● **Direction**: Make an exact copy of the records, with the pictures left out.
_ _ _ _ _
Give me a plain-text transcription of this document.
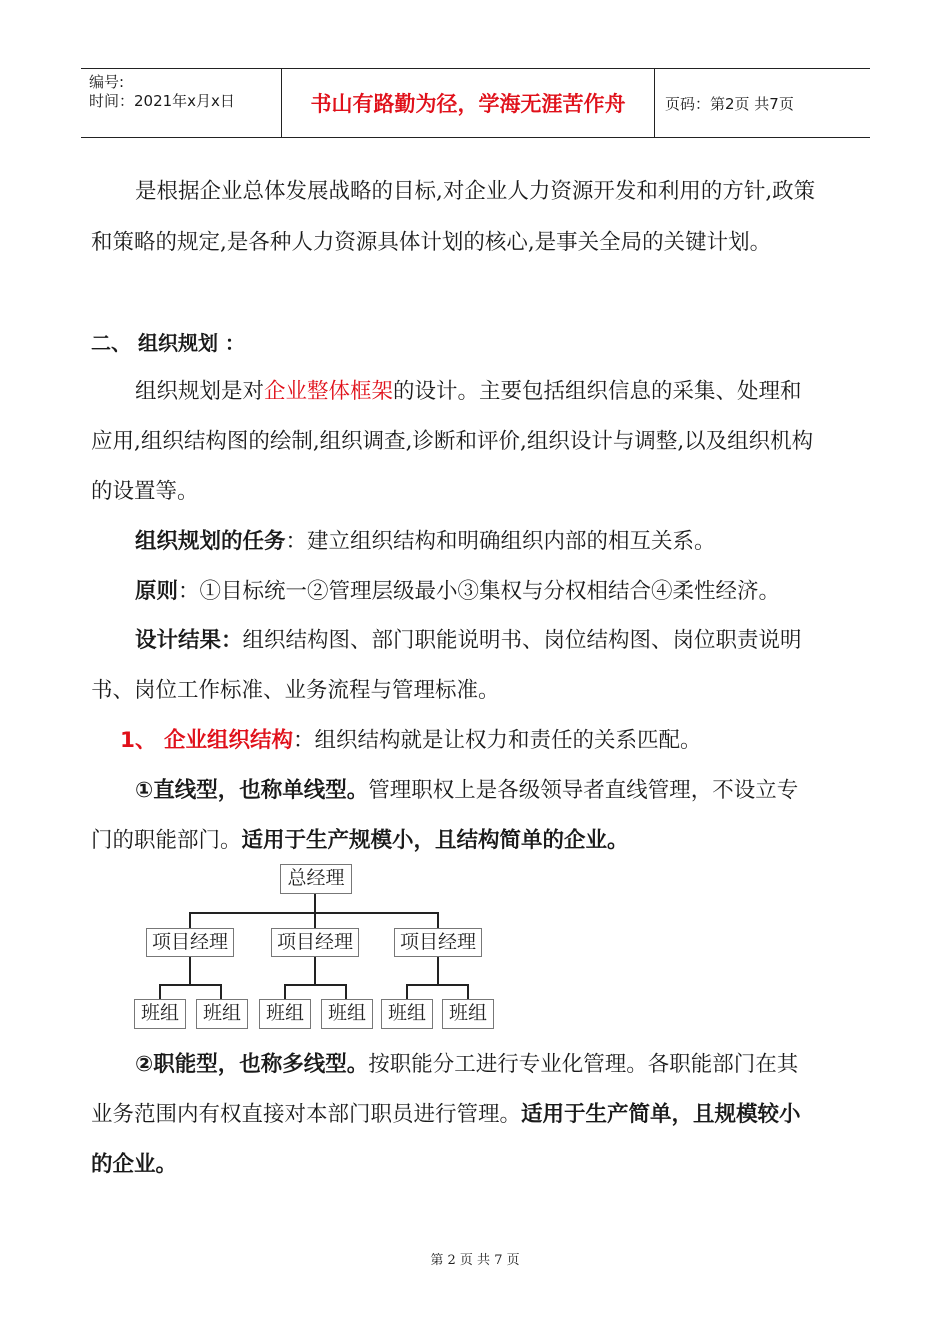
编号:
时间：2021年x月x日	书山有路勤为径，学海无涯苦作舟	页码：第2页 共7页
是根据企业总体发展战略的目标,对企业人力资源开发和利用的方针,政策
和策略的规定,是各种人力资源具体计划的核心,是事关全局的关键计划。
二、 组织规划 ：
组织规划是对企业整体框架的设计。主要包括组织信息的采集、处理和
应用,组织结构图的绘制,组织调查,诊断和评价,组织设计与调整,以及组织机构
的设置等。
组织规划的任务：建立组织结构和明确组织内部的相互关系。
原则：①目标统一②管理层级最小③集权与分权相结合④柔性经济。
设计结果：组织结构图、部门职能说明书、岗位结构图、岗位职责说明
书、岗位工作标准、业务流程与管理标准。
1、 企业组织结构：组织结构就是让权力和责任的关系匹配。
①直线型，也称单线型。管理职权上是各级领导者直线管理，不设立专
门的职能部门。适用于生产规模小，且结构简单的企业。
总经理
项目经理	项目经理	项目经理
班组	班组	班组	班组	班组	班组
②职能型，也称多线型。按职能分工进行专业化管理。各职能部门在其
业务范围内有权直接对本部门职员进行管理。适用于生产简单，且规模较小
的企业。
第 2 页 共 7 页
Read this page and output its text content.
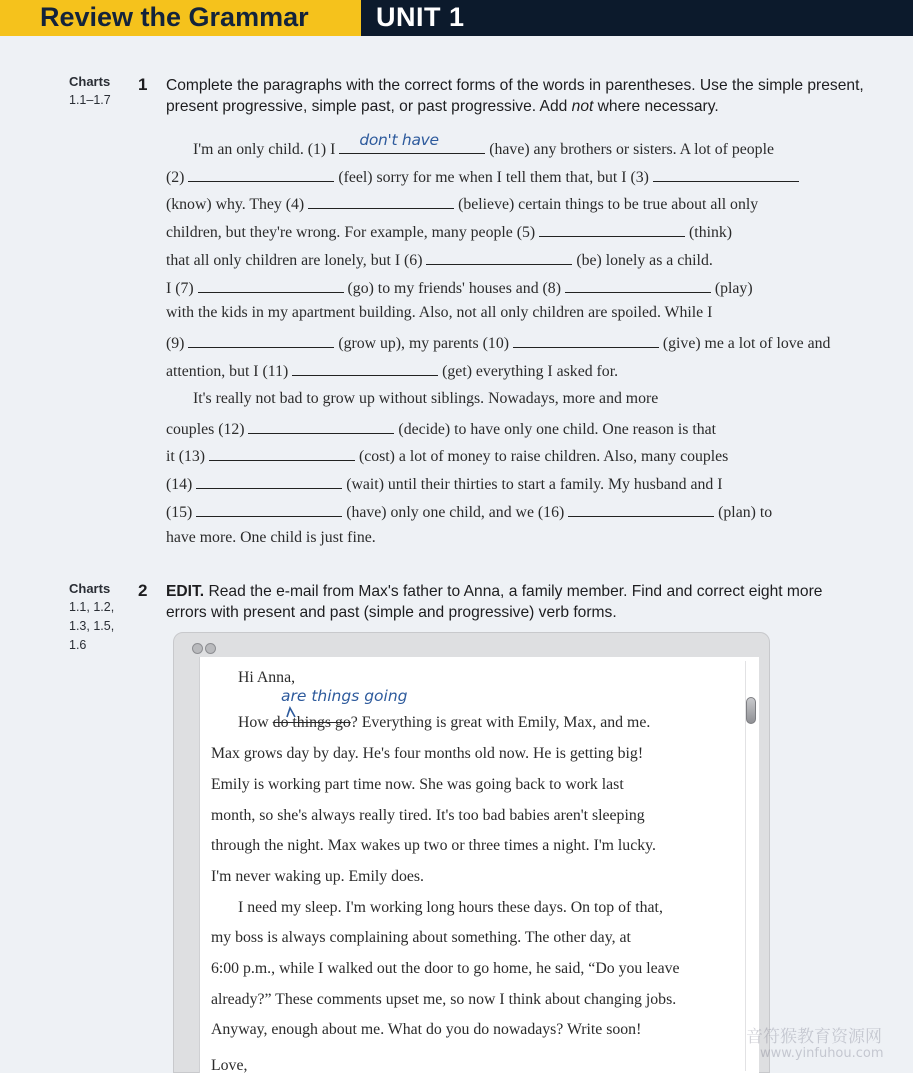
Review the Grammar UNIT 1
Charts
1.1–1.7
1 Complete the paragraphs with the correct forms of the words in parentheses. Use the simple present, present progressive, simple past, or past progressive. Add not where necessary.
I'm an only child. (1) I
don't have
(have) any brothers or sisters. A lot of people
(2)	(feel) sorry for me when I tell them that, but I (3)
(know) why. They (4)	(believe) certain things to be true about all only
children, but they're wrong. For example, many people (5)	(think)
that all only children are lonely, but I (6)	(be) lonely as a child.
I (7)	(go) to my friends' houses and (8)	(play)
with the kids in my apartment building. Also, not all only children are spoiled. While I
(9)	(grow up), my parents (10)	(give) me a lot of love and
attention, but I (11)	(get) everything I asked for.
It's really not bad to grow up without siblings. Nowadays, more and more
couples (12)	(decide) to have only one child. One reason is that
it (13)	(cost) a lot of money to raise children. Also, many couples
(14)	(wait) until their thirties to start a family. My husband and I
(15)	(have) only one child, and we (16)	(plan) to
have more. One child is just fine.
Charts
1.1, 1.2,
1.3, 1.5,
1.6
2 EDIT. Read the e-mail from Max's father to Anna, a family member. Find and correct eight more errors with present and past (simple and progressive) verb forms.
are things going
Hi Anna,
How do things go? Everything is great with Emily, Max, and me.
Max grows day by day. He's four months old now. He is getting big!
Emily is working part time now. She was going back to work last
month, so she's always really tired. It's too bad babies aren't sleeping
through the night. Max wakes up two or three times a night. I'm lucky.
I'm never waking up. Emily does.
I need my sleep. I'm working long hours these days. On top of that,
my boss is always complaining about something. The other day, at
6:00 p.m., while I walked out the door to go home, he said, “Do you leave
already?” These comments upset me, so now I think about changing jobs.
Anyway, enough about me. What do you do nowadays? Write soon!
Love,
音符猴教育资源网
www.yinfuhou.com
_ _ _ _ _
● **Answer below**:
Give me a plain-text transcription of this document.
编号:
时间：2021年x月x日	书山有路勤为径，学海无涯苦作舟	页码：第2页 共7页
是根据企业总体发展战略的目标,对企业人力资源开发和利用的方针,政策
和策略的规定,是各种人力资源具体计划的核心,是事关全局的关键计划。
二、 组织规划 ：
组织规划是对企业整体框架的设计。主要包括组织信息的采集、处理和
应用,组织结构图的绘制,组织调查,诊断和评价,组织设计与调整,以及组织机构
的设置等。
组织规划的任务：建立组织结构和明确组织内部的相互关系。
原则：①目标统一②管理层级最小③集权与分权相结合④柔性经济。
设计结果：组织结构图、部门职能说明书、岗位结构图、岗位职责说明
书、岗位工作标准、业务流程与管理标准。
1、 企业组织结构：组织结构就是让权力和责任的关系匹配。
①直线型，也称单线型。管理职权上是各级领导者直线管理，不设立专
门的职能部门。适用于生产规模小，且结构简单的企业。
总经理
项目经理	项目经理	项目经理
班组	班组	班组	班组	班组	班组
②职能型，也称多线型。按职能分工进行专业化管理。各职能部门在其
业务范围内有权直接对本部门职员进行管理。适用于生产简单，且规模较小
的企业。
第 2 页 共 7 页
Read this page and output its text content.
Review the Grammar UNIT 1
Charts
1.1–1.7
1 Complete the paragraphs with the correct forms of the words in parentheses. Use the simple present, present progressive, simple past, or past progressive. Add not where necessary.
I'm an only child. (1) I
don't have
(have) any brothers or sisters. A lot of people
(2)	(feel) sorry for me when I tell them that, but I (3)
(know) why. They (4)	(believe) certain things to be true about all only
children, but they're wrong. For example, many people (5)	(think)
that all only children are lonely, but I (6)	(be) lonely as a child.
I (7)	(go) to my friends' houses and (8)	(play)
with the kids in my apartment building. Also, not all only children are spoiled. While I
(9)	(grow up), my parents (10)	(give) me a lot of love and
attention, but I (11)	(get) everything I asked for.
It's really not bad to grow up without siblings. Nowadays, more and more
couples (12)	(decide) to have only one child. One reason is that
it (13)	(cost) a lot of money to raise children. Also, many couples
(14)	(wait) until their thirties to start a family. My husband and I
(15)	(have) only one child, and we (16)	(plan) to
have more. One child is just fine.
Charts
1.1, 1.2,
1.3, 1.5,
1.6
2 EDIT. Read the e-mail from Max's father to Anna, a family member. Find and correct eight more errors with present and past (simple and progressive) verb forms.
are things going
Hi Anna,
How do things go? Everything is great with Emily, Max, and me.
Max grows day by day. He's four months old now. He is getting big!
Emily is working part time now. She was going back to work last
month, so she's always really tired. It's too bad babies aren't sleeping
through the night. Max wakes up two or three times a night. I'm lucky.
I'm never waking up. Emily does.
I need my sleep. I'm working long hours these days. On top of that,
my boss is always complaining about something. The other day, at
6:00 p.m., while I walked out the door to go home, he said, “Do you leave
already?” These comments upset me, so now I think about changing jobs.
Anyway, enough about me. What do you do nowadays? Write soon!
Love,
音符猴教育资源网
www.yinfuhou.com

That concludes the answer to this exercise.